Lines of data
----------

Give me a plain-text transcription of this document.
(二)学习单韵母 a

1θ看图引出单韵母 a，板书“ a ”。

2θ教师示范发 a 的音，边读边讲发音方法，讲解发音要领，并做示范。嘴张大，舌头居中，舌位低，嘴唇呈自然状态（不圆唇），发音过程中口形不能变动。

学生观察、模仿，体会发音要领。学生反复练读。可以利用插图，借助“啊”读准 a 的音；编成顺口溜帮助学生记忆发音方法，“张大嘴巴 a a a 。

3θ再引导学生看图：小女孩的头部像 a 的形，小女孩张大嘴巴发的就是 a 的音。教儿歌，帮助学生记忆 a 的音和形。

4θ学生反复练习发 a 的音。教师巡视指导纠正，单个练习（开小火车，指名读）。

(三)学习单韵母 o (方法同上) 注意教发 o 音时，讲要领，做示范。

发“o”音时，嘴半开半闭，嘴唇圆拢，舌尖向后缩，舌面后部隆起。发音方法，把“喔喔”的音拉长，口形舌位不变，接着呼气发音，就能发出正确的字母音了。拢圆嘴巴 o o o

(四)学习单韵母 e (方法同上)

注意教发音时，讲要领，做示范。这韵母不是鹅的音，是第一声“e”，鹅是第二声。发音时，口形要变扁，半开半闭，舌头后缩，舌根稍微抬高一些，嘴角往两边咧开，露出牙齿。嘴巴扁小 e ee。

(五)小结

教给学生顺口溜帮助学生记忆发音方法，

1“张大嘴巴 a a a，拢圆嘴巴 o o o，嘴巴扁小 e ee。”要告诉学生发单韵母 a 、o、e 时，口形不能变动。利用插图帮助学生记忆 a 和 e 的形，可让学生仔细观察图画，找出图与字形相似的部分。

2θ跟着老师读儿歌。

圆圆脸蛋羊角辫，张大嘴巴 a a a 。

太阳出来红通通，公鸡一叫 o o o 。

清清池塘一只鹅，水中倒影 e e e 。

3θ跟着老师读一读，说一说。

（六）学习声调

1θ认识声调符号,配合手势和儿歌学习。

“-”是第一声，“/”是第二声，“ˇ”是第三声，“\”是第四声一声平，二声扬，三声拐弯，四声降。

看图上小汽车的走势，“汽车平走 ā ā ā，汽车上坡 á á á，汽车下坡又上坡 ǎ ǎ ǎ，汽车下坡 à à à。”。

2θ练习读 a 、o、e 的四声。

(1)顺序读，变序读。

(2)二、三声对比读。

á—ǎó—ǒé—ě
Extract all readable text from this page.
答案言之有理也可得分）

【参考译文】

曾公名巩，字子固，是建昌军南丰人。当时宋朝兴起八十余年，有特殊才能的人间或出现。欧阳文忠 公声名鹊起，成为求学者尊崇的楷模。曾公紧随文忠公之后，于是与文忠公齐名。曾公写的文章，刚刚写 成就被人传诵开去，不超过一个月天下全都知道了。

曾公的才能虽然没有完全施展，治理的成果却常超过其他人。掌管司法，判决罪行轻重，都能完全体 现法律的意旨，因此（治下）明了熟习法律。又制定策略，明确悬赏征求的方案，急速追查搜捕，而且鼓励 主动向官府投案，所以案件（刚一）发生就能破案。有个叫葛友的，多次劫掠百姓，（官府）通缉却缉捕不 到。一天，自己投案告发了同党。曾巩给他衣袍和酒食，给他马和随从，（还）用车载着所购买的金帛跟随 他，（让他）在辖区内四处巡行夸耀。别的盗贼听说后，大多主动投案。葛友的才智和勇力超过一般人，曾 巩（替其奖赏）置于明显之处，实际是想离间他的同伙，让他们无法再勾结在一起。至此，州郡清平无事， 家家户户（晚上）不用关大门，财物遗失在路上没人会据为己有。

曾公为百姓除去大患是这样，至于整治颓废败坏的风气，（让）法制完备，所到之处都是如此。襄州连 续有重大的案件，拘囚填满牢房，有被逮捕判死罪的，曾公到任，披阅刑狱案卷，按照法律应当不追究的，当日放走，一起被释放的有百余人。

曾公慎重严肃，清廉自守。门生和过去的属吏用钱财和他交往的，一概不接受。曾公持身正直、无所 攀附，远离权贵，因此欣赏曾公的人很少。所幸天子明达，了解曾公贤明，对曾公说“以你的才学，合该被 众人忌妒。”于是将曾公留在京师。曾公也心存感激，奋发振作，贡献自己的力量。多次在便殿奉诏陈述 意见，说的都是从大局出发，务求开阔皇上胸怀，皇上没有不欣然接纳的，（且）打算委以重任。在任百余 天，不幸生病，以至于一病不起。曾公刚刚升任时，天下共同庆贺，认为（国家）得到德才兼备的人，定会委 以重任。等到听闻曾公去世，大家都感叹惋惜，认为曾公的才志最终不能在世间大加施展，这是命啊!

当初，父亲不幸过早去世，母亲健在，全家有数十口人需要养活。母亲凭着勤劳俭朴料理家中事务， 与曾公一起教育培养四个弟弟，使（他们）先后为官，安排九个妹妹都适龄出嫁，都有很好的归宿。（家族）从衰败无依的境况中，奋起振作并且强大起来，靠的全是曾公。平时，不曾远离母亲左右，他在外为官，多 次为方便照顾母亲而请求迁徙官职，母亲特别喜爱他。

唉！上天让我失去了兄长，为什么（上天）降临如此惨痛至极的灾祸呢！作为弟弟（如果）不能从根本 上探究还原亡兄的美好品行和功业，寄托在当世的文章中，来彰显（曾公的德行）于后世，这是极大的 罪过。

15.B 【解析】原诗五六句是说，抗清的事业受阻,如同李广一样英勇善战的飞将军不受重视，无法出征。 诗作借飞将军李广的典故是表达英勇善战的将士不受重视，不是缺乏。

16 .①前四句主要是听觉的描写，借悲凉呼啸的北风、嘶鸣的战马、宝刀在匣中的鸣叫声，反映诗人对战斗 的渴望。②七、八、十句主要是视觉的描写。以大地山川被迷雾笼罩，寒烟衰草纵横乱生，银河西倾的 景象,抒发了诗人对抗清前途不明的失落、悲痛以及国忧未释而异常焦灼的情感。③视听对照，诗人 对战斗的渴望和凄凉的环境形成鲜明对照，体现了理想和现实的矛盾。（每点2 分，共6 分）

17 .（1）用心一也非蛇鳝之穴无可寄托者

----------

■ TASK GOAL
Pick out the lines that include the word "拢圆嘴巴" and write them out.

■ FINISHED EXERCISE
发“o”音时，嘴半开半闭，嘴唇圆拢，舌尖向后缩，舌面后部隆起。发音方法，把“喔喔”的音拉长，口形舌位不变，接着呼气发音，就能发出正确的字母音了。拢圆嘴巴 o o o
1“张大嘴巴 a a a，拢圆嘴巴 o o o，嘴巴扁小 e ee。”要告诉学生发单韵母 a 、o、e 时，口形不能变动。利用插图帮助学生记忆 a 和 e 的形，可让学生仔细观察图画，找出图与字形相似的部分。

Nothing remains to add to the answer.